** Start of RECORDS TO USE **
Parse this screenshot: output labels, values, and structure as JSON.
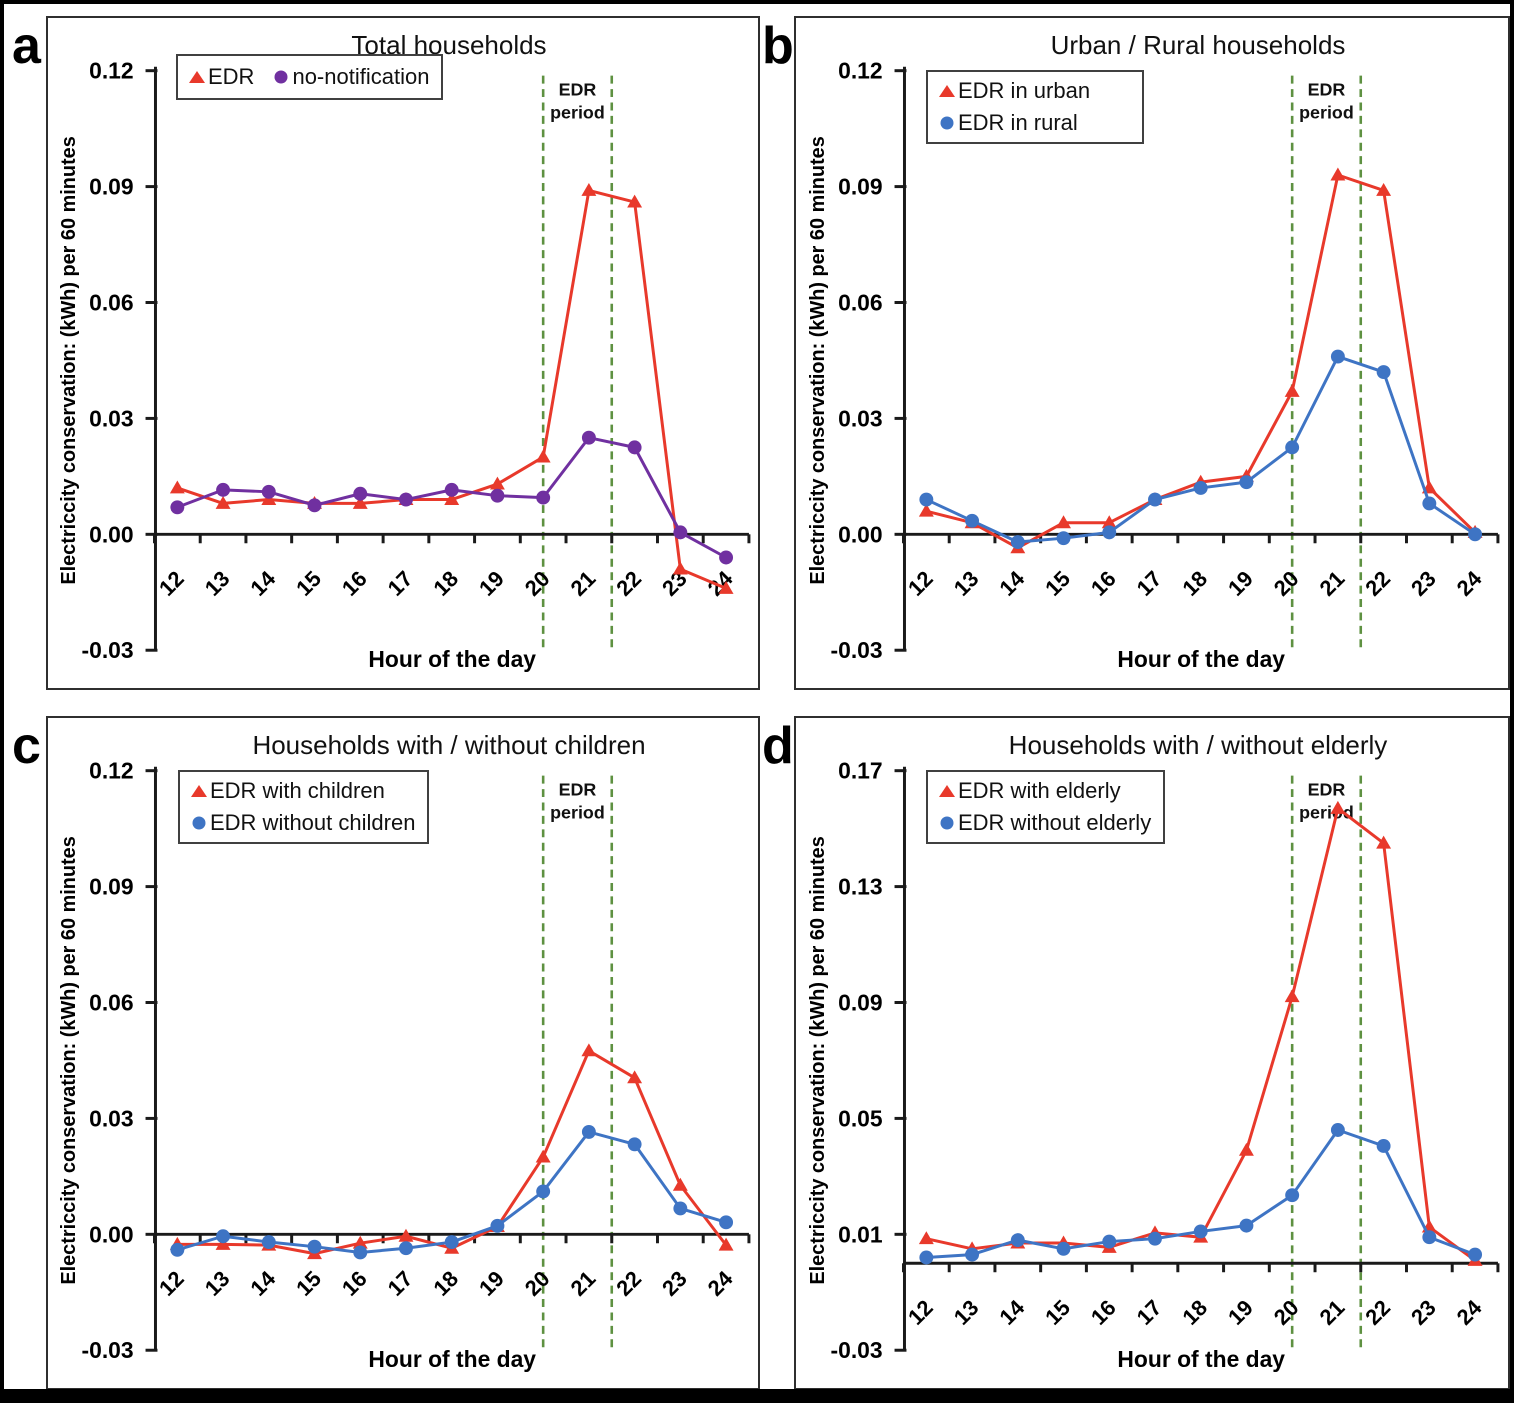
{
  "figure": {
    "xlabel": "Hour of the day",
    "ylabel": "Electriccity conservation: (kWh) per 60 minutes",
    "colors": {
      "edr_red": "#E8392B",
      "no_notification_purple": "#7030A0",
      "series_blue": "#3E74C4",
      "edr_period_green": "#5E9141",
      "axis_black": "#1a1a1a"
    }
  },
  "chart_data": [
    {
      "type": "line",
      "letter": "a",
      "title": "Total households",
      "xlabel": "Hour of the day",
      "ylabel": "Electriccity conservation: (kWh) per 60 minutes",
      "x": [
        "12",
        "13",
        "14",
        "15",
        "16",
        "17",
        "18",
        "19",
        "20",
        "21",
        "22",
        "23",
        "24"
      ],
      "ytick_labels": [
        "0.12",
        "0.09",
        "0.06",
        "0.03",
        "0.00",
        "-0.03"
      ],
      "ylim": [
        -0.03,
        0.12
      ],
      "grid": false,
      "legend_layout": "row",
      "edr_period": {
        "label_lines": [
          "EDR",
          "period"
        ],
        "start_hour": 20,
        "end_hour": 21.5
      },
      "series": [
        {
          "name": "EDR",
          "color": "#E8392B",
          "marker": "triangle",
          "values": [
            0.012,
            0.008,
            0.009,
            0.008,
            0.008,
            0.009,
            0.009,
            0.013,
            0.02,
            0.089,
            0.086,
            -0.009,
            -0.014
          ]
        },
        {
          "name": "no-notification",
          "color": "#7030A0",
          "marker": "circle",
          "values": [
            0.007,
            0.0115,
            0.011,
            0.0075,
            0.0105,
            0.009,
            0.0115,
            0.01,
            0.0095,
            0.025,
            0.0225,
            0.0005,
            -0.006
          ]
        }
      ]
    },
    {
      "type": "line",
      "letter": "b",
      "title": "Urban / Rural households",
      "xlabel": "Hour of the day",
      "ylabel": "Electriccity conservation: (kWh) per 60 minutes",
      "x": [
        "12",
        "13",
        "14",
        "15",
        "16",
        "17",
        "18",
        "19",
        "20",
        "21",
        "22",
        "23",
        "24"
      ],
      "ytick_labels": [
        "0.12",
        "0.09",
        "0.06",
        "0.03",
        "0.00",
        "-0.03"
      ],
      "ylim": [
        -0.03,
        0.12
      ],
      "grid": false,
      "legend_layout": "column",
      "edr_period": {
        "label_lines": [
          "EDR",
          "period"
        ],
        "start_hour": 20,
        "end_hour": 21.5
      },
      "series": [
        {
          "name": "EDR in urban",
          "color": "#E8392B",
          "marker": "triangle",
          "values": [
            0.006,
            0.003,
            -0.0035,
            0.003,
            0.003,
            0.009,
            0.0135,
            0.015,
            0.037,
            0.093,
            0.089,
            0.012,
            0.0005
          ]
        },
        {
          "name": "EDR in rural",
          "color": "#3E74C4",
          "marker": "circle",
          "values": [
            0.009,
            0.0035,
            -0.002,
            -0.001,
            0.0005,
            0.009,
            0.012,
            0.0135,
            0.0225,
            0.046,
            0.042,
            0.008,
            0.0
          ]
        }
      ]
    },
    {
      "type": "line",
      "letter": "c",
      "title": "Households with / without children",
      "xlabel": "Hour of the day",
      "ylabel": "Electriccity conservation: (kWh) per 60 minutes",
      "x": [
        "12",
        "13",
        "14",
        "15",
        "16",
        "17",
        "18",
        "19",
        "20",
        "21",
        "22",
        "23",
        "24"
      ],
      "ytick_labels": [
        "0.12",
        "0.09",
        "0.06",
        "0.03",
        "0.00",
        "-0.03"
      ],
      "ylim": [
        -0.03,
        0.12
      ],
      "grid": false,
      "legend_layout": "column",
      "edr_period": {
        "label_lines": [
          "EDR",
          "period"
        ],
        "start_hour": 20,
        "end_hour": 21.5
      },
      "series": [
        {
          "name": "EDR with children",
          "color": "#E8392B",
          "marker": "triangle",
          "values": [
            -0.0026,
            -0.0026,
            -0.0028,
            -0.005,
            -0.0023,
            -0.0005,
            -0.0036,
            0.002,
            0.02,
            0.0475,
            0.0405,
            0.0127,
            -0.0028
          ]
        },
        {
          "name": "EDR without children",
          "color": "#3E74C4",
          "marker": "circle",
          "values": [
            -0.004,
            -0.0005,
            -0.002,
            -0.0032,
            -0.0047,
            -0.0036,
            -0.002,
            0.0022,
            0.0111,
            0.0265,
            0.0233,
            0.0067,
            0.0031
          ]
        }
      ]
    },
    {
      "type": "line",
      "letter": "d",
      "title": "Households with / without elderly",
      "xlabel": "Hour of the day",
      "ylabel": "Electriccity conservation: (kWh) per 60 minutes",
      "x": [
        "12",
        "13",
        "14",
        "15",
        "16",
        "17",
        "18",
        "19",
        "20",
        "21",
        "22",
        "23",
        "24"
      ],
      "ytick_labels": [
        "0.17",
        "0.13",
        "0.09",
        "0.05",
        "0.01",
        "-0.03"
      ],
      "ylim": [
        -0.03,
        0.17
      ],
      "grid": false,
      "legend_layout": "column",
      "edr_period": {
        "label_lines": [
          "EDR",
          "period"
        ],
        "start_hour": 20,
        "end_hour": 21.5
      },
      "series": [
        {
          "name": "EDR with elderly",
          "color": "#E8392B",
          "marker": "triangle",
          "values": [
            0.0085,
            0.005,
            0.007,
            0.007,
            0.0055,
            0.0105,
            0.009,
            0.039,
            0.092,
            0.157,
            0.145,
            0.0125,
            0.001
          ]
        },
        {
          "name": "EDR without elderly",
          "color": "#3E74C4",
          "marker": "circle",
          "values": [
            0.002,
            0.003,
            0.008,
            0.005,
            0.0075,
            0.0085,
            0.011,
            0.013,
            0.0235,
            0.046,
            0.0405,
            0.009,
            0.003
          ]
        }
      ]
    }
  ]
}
** End of RECORDS TO USE **
> EXERCISE
Write only the number of lines that include "children".

> RIGHT ANSWER
3